╭──
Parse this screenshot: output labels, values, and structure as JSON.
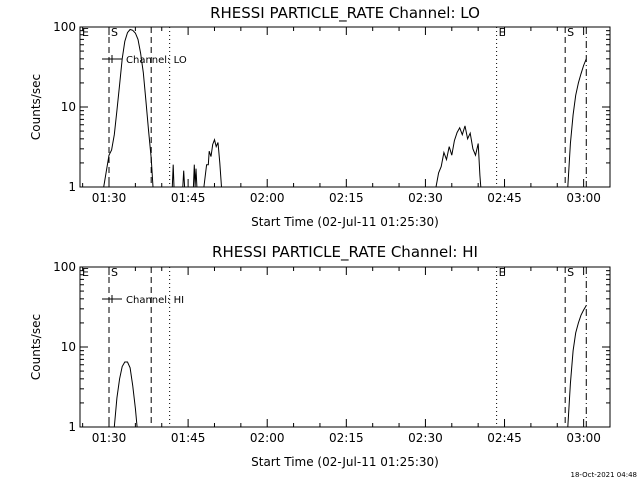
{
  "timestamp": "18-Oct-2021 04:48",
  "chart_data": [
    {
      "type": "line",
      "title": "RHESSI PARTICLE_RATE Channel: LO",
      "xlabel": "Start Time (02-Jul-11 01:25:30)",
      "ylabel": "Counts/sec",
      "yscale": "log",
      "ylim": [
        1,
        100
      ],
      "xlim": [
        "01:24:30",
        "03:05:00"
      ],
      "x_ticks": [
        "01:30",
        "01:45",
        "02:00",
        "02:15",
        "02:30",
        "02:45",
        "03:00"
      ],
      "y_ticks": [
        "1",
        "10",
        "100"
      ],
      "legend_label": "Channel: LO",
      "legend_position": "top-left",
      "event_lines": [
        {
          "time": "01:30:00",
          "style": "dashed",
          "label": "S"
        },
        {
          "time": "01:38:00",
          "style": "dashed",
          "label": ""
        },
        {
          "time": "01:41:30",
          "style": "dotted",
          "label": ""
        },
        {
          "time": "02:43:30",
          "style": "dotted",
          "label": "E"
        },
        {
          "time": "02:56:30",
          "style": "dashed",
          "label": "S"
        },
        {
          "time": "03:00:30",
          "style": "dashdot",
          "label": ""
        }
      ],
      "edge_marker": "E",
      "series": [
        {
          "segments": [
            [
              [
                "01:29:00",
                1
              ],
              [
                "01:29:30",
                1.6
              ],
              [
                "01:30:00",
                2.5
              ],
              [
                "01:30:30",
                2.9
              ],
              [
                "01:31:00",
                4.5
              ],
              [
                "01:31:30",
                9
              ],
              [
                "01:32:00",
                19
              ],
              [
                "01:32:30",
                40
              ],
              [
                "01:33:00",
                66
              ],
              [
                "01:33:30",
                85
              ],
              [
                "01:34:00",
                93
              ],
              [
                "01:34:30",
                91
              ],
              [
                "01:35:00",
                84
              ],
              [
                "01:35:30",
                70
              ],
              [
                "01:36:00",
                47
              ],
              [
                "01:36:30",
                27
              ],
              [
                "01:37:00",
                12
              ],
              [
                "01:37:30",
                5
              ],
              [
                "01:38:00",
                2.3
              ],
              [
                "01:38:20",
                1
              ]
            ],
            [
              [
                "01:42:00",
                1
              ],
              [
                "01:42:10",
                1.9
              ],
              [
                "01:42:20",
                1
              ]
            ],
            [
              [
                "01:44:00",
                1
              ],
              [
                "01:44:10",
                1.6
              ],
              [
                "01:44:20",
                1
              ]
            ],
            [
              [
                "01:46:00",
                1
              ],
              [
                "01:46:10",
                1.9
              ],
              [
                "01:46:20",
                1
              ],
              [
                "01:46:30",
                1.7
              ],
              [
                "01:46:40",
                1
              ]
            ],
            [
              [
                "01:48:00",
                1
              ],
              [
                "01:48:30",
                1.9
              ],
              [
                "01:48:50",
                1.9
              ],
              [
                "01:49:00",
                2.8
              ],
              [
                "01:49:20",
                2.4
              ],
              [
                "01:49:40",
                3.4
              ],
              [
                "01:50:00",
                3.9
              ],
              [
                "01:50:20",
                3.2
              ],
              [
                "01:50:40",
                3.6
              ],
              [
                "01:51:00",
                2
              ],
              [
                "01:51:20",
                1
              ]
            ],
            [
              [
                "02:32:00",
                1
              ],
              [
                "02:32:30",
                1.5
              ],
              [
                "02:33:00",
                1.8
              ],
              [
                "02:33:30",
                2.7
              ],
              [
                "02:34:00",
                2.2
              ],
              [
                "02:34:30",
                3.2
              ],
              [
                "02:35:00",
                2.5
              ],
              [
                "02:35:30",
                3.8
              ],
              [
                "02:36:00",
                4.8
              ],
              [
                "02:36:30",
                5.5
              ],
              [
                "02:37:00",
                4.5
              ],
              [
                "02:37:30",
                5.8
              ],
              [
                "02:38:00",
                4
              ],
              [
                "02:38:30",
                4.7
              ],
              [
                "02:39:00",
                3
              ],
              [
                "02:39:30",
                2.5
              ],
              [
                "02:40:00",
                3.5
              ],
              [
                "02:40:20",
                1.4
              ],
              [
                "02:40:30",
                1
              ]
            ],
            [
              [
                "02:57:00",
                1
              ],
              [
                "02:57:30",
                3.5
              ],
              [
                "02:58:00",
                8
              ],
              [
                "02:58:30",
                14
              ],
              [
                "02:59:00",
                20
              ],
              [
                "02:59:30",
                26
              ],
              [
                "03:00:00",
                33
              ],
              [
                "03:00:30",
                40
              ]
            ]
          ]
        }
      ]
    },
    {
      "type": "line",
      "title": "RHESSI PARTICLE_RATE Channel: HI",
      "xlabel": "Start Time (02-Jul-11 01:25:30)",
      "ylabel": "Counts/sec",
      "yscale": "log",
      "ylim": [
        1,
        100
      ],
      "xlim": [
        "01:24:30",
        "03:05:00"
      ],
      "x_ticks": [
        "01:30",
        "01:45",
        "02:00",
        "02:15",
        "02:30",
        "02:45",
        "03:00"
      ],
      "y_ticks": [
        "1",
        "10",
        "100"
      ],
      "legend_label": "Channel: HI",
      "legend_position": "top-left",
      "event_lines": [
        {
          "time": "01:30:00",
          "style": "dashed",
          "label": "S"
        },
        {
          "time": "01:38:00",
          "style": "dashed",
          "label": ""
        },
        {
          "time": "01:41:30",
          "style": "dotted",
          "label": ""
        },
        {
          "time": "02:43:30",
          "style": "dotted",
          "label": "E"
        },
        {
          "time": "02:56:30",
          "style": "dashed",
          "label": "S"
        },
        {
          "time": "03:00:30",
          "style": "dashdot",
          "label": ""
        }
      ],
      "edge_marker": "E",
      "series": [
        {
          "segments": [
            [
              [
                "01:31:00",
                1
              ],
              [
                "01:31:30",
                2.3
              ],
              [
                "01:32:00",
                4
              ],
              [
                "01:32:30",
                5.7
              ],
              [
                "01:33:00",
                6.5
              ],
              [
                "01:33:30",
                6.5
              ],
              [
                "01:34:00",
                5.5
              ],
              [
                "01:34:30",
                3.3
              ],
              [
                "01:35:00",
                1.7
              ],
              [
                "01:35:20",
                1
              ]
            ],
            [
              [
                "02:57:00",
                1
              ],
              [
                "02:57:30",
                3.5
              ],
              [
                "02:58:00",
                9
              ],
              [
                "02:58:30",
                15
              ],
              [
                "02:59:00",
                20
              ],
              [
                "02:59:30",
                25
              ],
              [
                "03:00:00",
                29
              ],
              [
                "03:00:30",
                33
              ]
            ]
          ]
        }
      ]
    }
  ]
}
╰──
* _Problem details_
Leave out the pictures and copy the rest of the material above exactly.

* _Problem solution_
Parse this screenshot: output labels, values, and structure as JSON.
{
  "timestamp": "18-Oct-2021 04:48",
  "chart_data": [
    {
      "type": "line",
      "title": "RHESSI PARTICLE_RATE Channel: LO",
      "xlabel": "Start Time (02-Jul-11 01:25:30)",
      "ylabel": "Counts/sec",
      "yscale": "log",
      "ylim": [
        1,
        100
      ],
      "xlim": [
        "01:24:30",
        "03:05:00"
      ],
      "x_ticks": [
        "01:30",
        "01:45",
        "02:00",
        "02:15",
        "02:30",
        "02:45",
        "03:00"
      ],
      "y_ticks": [
        "1",
        "10",
        "100"
      ],
      "legend_label": "Channel: LO",
      "legend_position": "top-left",
      "event_lines": [
        {
          "time": "01:30:00",
          "style": "dashed",
          "label": "S"
        },
        {
          "time": "01:38:00",
          "style": "dashed",
          "label": ""
        },
        {
          "time": "01:41:30",
          "style": "dotted",
          "label": ""
        },
        {
          "time": "02:43:30",
          "style": "dotted",
          "label": "E"
        },
        {
          "time": "02:56:30",
          "style": "dashed",
          "label": "S"
        },
        {
          "time": "03:00:30",
          "style": "dashdot",
          "label": ""
        }
      ],
      "edge_marker": "E",
      "series": [
        {
          "segments": [
            [
              [
                "01:29:00",
                1
              ],
              [
                "01:29:30",
                1.6
              ],
              [
                "01:30:00",
                2.5
              ],
              [
                "01:30:30",
                2.9
              ],
              [
                "01:31:00",
                4.5
              ],
              [
                "01:31:30",
                9
              ],
              [
                "01:32:00",
                19
              ],
              [
                "01:32:30",
                40
              ],
              [
                "01:33:00",
                66
              ],
              [
                "01:33:30",
                85
              ],
              [
                "01:34:00",
                93
              ],
              [
                "01:34:30",
                91
              ],
              [
                "01:35:00",
                84
              ],
              [
                "01:35:30",
                70
              ],
              [
                "01:36:00",
                47
              ],
              [
                "01:36:30",
                27
              ],
              [
                "01:37:00",
                12
              ],
              [
                "01:37:30",
                5
              ],
              [
                "01:38:00",
                2.3
              ],
              [
                "01:38:20",
                1
              ]
            ],
            [
              [
                "01:42:00",
                1
              ],
              [
                "01:42:10",
                1.9
              ],
              [
                "01:42:20",
                1
              ]
            ],
            [
              [
                "01:44:00",
                1
              ],
              [
                "01:44:10",
                1.6
              ],
              [
                "01:44:20",
                1
              ]
            ],
            [
              [
                "01:46:00",
                1
              ],
              [
                "01:46:10",
                1.9
              ],
              [
                "01:46:20",
                1
              ],
              [
                "01:46:30",
                1.7
              ],
              [
                "01:46:40",
                1
              ]
            ],
            [
              [
                "01:48:00",
                1
              ],
              [
                "01:48:30",
                1.9
              ],
              [
                "01:48:50",
                1.9
              ],
              [
                "01:49:00",
                2.8
              ],
              [
                "01:49:20",
                2.4
              ],
              [
                "01:49:40",
                3.4
              ],
              [
                "01:50:00",
                3.9
              ],
              [
                "01:50:20",
                3.2
              ],
              [
                "01:50:40",
                3.6
              ],
              [
                "01:51:00",
                2
              ],
              [
                "01:51:20",
                1
              ]
            ],
            [
              [
                "02:32:00",
                1
              ],
              [
                "02:32:30",
                1.5
              ],
              [
                "02:33:00",
                1.8
              ],
              [
                "02:33:30",
                2.7
              ],
              [
                "02:34:00",
                2.2
              ],
              [
                "02:34:30",
                3.2
              ],
              [
                "02:35:00",
                2.5
              ],
              [
                "02:35:30",
                3.8
              ],
              [
                "02:36:00",
                4.8
              ],
              [
                "02:36:30",
                5.5
              ],
              [
                "02:37:00",
                4.5
              ],
              [
                "02:37:30",
                5.8
              ],
              [
                "02:38:00",
                4
              ],
              [
                "02:38:30",
                4.7
              ],
              [
                "02:39:00",
                3
              ],
              [
                "02:39:30",
                2.5
              ],
              [
                "02:40:00",
                3.5
              ],
              [
                "02:40:20",
                1.4
              ],
              [
                "02:40:30",
                1
              ]
            ],
            [
              [
                "02:57:00",
                1
              ],
              [
                "02:57:30",
                3.5
              ],
              [
                "02:58:00",
                8
              ],
              [
                "02:58:30",
                14
              ],
              [
                "02:59:00",
                20
              ],
              [
                "02:59:30",
                26
              ],
              [
                "03:00:00",
                33
              ],
              [
                "03:00:30",
                40
              ]
            ]
          ]
        }
      ]
    },
    {
      "type": "line",
      "title": "RHESSI PARTICLE_RATE Channel: HI",
      "xlabel": "Start Time (02-Jul-11 01:25:30)",
      "ylabel": "Counts/sec",
      "yscale": "log",
      "ylim": [
        1,
        100
      ],
      "xlim": [
        "01:24:30",
        "03:05:00"
      ],
      "x_ticks": [
        "01:30",
        "01:45",
        "02:00",
        "02:15",
        "02:30",
        "02:45",
        "03:00"
      ],
      "y_ticks": [
        "1",
        "10",
        "100"
      ],
      "legend_label": "Channel: HI",
      "legend_position": "top-left",
      "event_lines": [
        {
          "time": "01:30:00",
          "style": "dashed",
          "label": "S"
        },
        {
          "time": "01:38:00",
          "style": "dashed",
          "label": ""
        },
        {
          "time": "01:41:30",
          "style": "dotted",
          "label": ""
        },
        {
          "time": "02:43:30",
          "style": "dotted",
          "label": "E"
        },
        {
          "time": "02:56:30",
          "style": "dashed",
          "label": "S"
        },
        {
          "time": "03:00:30",
          "style": "dashdot",
          "label": ""
        }
      ],
      "edge_marker": "E",
      "series": [
        {
          "segments": [
            [
              [
                "01:31:00",
                1
              ],
              [
                "01:31:30",
                2.3
              ],
              [
                "01:32:00",
                4
              ],
              [
                "01:32:30",
                5.7
              ],
              [
                "01:33:00",
                6.5
              ],
              [
                "01:33:30",
                6.5
              ],
              [
                "01:34:00",
                5.5
              ],
              [
                "01:34:30",
                3.3
              ],
              [
                "01:35:00",
                1.7
              ],
              [
                "01:35:20",
                1
              ]
            ],
            [
              [
                "02:57:00",
                1
              ],
              [
                "02:57:30",
                3.5
              ],
              [
                "02:58:00",
                9
              ],
              [
                "02:58:30",
                15
              ],
              [
                "02:59:00",
                20
              ],
              [
                "02:59:30",
                25
              ],
              [
                "03:00:00",
                29
              ],
              [
                "03:00:30",
                33
              ]
            ]
          ]
        }
      ]
    }
  ]
}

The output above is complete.